Return each line holding the string "name".
::::::::::
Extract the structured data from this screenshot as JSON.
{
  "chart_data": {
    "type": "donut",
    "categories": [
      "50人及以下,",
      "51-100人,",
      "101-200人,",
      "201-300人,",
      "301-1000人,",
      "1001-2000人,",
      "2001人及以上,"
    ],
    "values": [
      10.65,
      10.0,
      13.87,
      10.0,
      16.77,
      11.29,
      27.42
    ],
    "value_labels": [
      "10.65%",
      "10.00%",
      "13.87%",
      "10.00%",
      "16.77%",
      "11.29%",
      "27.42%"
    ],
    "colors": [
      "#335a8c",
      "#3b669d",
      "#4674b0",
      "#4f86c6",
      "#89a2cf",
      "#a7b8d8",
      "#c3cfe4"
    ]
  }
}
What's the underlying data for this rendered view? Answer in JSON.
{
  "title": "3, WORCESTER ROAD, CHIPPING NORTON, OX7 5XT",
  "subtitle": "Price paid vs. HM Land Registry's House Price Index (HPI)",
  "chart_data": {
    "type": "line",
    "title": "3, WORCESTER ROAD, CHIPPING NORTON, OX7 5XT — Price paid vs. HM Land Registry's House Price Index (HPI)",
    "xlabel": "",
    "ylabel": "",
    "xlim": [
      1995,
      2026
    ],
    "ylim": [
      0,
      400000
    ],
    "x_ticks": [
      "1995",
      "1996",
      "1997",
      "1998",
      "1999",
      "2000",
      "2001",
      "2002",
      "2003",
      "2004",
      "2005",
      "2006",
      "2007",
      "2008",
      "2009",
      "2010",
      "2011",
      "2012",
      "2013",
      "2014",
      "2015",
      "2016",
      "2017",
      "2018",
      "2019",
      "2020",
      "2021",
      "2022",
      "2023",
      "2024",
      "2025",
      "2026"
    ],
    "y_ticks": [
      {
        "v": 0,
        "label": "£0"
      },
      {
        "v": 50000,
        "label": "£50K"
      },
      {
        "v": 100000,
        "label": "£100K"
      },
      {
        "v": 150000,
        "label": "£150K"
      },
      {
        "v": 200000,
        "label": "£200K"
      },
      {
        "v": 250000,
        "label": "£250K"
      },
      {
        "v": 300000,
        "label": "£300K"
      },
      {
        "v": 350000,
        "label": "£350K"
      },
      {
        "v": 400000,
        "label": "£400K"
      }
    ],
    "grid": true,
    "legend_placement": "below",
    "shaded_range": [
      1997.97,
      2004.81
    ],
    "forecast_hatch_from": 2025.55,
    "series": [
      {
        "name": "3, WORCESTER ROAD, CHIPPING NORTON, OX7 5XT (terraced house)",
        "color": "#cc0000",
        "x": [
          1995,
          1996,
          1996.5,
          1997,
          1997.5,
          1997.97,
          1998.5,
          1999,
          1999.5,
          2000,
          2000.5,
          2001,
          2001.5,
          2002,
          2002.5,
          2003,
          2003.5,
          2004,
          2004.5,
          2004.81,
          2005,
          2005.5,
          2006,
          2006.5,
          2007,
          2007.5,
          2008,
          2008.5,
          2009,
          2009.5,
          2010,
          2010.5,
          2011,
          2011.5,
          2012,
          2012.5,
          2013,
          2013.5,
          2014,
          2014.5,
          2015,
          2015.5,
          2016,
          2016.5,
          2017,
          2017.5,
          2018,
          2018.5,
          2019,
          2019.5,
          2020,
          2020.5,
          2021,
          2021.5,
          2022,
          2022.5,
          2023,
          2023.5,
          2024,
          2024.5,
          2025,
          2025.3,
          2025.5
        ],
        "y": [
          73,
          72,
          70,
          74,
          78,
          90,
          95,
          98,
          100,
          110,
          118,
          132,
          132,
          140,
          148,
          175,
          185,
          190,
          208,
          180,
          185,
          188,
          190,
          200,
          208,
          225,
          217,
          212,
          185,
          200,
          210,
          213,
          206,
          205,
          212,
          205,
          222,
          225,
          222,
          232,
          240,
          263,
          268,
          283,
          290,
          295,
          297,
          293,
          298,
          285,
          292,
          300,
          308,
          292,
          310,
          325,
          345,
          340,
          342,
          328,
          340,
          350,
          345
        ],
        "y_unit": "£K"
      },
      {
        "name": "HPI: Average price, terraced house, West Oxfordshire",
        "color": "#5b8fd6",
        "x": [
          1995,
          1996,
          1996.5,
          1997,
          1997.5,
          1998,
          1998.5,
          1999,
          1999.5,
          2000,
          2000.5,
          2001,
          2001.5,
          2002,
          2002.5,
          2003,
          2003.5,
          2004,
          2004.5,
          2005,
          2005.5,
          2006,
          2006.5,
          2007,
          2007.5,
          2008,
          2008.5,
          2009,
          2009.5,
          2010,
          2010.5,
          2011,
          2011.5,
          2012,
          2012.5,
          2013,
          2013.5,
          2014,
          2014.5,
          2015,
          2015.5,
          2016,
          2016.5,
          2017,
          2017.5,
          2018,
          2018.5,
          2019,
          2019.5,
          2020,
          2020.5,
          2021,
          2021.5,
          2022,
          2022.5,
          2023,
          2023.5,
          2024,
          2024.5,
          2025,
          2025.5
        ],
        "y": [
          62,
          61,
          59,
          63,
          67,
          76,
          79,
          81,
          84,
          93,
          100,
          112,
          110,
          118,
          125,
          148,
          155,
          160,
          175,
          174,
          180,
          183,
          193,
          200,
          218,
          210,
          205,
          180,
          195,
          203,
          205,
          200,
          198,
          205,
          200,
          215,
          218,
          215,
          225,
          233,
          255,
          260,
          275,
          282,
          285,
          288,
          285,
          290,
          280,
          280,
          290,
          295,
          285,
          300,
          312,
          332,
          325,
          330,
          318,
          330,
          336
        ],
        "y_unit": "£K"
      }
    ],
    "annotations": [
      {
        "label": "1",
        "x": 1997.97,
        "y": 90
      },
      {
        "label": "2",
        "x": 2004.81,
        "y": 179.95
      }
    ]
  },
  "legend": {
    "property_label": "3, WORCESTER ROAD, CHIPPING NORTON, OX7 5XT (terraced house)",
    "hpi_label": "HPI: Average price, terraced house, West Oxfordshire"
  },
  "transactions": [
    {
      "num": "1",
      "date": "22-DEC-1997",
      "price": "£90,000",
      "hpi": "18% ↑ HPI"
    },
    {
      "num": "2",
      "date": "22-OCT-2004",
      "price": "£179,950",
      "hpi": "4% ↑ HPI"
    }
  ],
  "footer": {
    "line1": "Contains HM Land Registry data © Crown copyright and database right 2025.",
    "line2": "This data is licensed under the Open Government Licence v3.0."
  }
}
::::::::::
> **Answer to the problem**
        "name": "3, WORCESTER ROAD, CHIPPING NORTON, OX7 5XT (terraced house)",
        "name": "HPI: Average price, terraced house, West Oxfordshire",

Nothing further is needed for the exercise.